* Exercise brief *
Search the listing for "Протокол" and copy every line where it appears.

* Data rows *

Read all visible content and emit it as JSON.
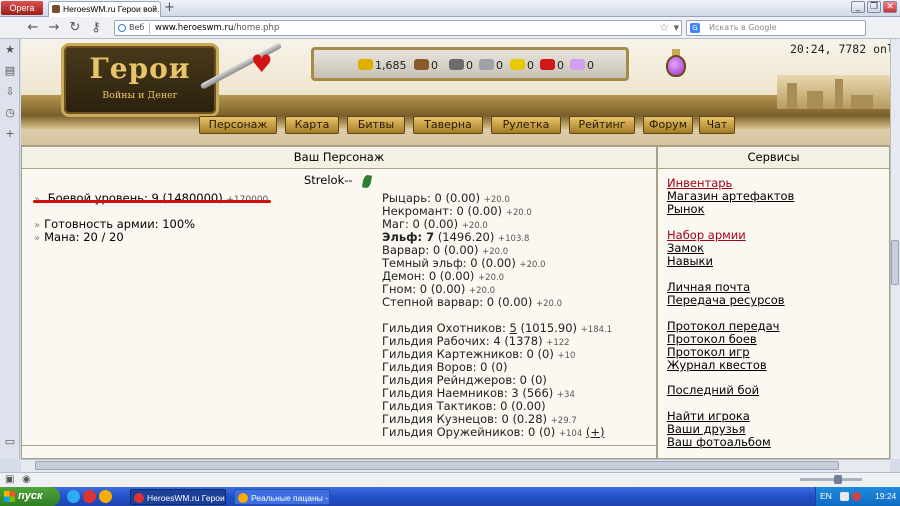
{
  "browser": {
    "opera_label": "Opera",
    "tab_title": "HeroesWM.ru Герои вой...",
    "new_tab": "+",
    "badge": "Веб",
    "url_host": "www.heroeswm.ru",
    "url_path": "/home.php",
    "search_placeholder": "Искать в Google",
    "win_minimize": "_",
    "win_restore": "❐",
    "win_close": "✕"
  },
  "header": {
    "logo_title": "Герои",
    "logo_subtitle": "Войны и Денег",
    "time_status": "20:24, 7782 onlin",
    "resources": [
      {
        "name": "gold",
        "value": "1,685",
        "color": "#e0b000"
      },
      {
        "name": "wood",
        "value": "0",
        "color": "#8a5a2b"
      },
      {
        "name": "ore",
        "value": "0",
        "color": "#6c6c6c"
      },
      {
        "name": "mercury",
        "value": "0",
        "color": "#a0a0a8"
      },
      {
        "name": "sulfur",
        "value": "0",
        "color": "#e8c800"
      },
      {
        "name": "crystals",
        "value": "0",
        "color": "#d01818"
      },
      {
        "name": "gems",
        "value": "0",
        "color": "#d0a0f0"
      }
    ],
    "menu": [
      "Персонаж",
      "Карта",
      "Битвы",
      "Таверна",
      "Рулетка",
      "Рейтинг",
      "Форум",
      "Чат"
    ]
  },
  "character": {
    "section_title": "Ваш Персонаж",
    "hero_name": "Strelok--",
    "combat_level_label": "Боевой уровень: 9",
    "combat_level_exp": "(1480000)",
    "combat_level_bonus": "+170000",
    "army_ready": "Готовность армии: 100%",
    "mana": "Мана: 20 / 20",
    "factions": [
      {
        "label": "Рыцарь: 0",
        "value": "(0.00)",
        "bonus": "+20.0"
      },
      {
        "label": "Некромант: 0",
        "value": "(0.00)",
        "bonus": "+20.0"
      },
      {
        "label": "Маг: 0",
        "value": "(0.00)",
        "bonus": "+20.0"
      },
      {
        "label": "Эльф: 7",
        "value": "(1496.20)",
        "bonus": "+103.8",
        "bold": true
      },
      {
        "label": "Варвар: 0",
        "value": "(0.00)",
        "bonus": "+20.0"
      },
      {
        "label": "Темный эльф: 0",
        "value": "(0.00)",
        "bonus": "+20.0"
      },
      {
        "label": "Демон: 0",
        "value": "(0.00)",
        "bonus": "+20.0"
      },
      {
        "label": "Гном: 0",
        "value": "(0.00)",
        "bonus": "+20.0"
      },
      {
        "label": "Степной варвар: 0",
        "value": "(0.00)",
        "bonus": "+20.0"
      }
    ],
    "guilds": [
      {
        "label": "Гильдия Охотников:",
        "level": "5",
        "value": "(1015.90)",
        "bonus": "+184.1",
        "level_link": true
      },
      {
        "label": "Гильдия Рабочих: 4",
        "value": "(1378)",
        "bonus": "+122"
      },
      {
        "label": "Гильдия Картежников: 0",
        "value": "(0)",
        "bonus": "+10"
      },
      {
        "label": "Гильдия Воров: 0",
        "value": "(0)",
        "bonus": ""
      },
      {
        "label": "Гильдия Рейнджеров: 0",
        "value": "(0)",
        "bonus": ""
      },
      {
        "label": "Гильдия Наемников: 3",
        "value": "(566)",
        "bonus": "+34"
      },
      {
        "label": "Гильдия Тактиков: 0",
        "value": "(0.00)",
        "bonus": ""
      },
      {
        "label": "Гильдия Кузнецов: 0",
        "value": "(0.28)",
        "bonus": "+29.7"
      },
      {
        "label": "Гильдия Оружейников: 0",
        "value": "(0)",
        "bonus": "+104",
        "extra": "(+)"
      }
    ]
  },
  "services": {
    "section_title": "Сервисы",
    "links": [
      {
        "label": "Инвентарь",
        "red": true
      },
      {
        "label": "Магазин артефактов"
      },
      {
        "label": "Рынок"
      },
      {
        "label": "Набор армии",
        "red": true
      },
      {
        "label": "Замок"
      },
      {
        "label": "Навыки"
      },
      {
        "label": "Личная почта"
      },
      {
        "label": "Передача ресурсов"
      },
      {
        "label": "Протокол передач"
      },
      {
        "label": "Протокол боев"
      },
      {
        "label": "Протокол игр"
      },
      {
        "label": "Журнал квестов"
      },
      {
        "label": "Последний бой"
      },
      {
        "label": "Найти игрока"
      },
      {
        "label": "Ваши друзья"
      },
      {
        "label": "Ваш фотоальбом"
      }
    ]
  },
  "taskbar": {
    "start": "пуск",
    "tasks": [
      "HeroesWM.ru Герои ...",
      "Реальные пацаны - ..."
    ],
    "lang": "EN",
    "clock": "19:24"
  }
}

* Output of the exercise *
        "label": "Протокол передач"
        "label": "Протокол боев"
        "label": "Протокол игр"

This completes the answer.